Give back the full listing, character for character, with no pictures.
'''
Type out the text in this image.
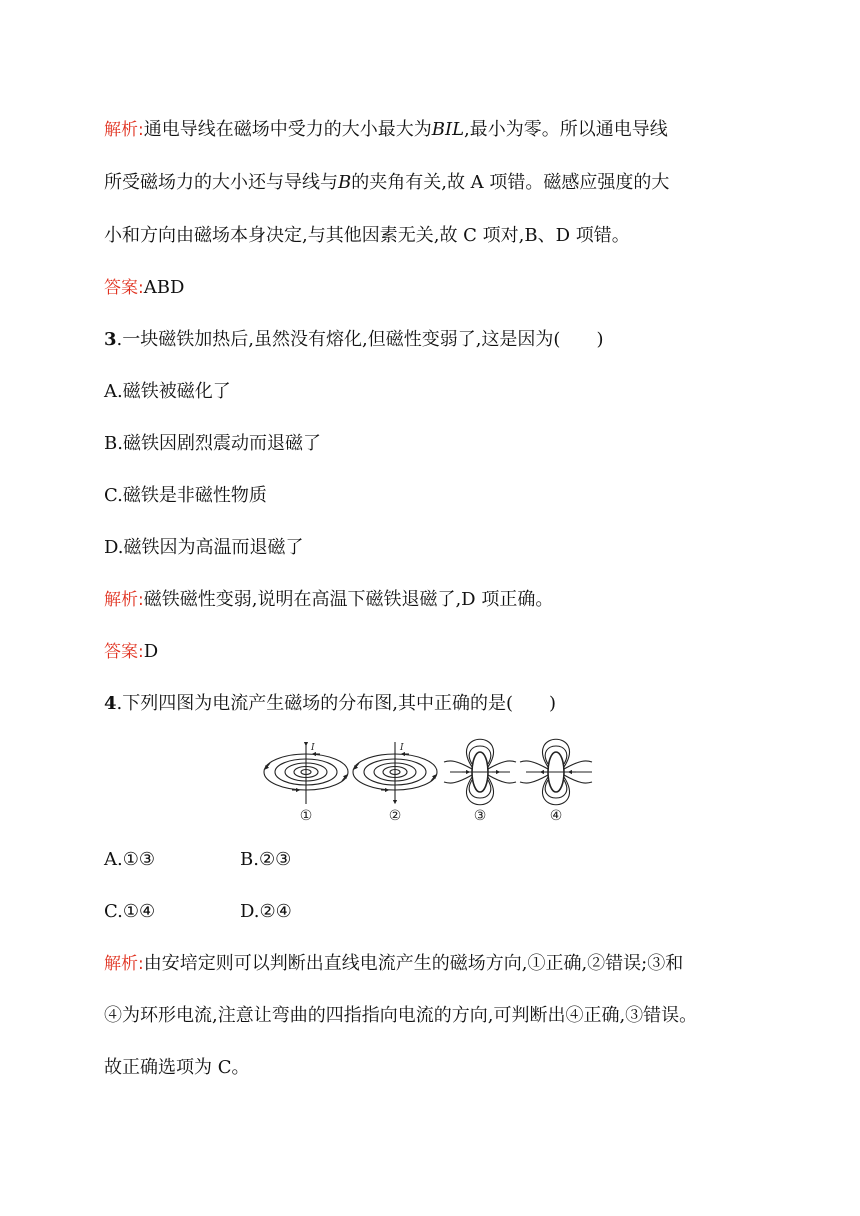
解析:通电导线在磁场中受力的大小最大为BIL,最小为零。所以通电导线
所受磁场力的大小还与导线与B的夹角有关,故 A 项错。磁感应强度的大
小和方向由磁场本身决定,与其他因素无关,故 C 项对,B、D 项错。
答案:ABD
3.一块磁铁加热后,虽然没有熔化,但磁性变弱了,这是因为(　　)
A.磁铁被磁化了
B.磁铁因剧烈震动而退磁了
C.磁铁是非磁性物质
D.磁铁因为高温而退磁了
解析:磁铁磁性变弱,说明在高温下磁铁退磁了,D 项正确。
答案:D
4.下列四图为电流产生磁场的分布图,其中正确的是(　　)
I	I
①	②	③	④
A.①③	B.②③
C.①④	D.②④
解析:由安培定则可以判断出直线电流产生的磁场方向,①正确,②错误;③和
④为环形电流,注意让弯曲的四指指向电流的方向,可判断出④正确,③错误。
故正确选项为 C。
'''
▶ [Expected output]
Type out the text in this image.
解析:通电导线在磁场中受力的大小最大为BIL,最小为零。所以通电导线
所受磁场力的大小还与导线与B的夹角有关,故 A 项错。磁感应强度的大
小和方向由磁场本身决定,与其他因素无关,故 C 项对,B、D 项错。
答案:ABD
3.一块磁铁加热后,虽然没有熔化,但磁性变弱了,这是因为(　　)
A.磁铁被磁化了
B.磁铁因剧烈震动而退磁了
C.磁铁是非磁性物质
D.磁铁因为高温而退磁了
解析:磁铁磁性变弱,说明在高温下磁铁退磁了,D 项正确。
答案:D
4.下列四图为电流产生磁场的分布图,其中正确的是(　　)
I	I
①	②	③	④
A.①③	B.②③
C.①④	D.②④
解析:由安培定则可以判断出直线电流产生的磁场方向,①正确,②错误;③和
④为环形电流,注意让弯曲的四指指向电流的方向,可判断出④正确,③错误。
故正确选项为 C。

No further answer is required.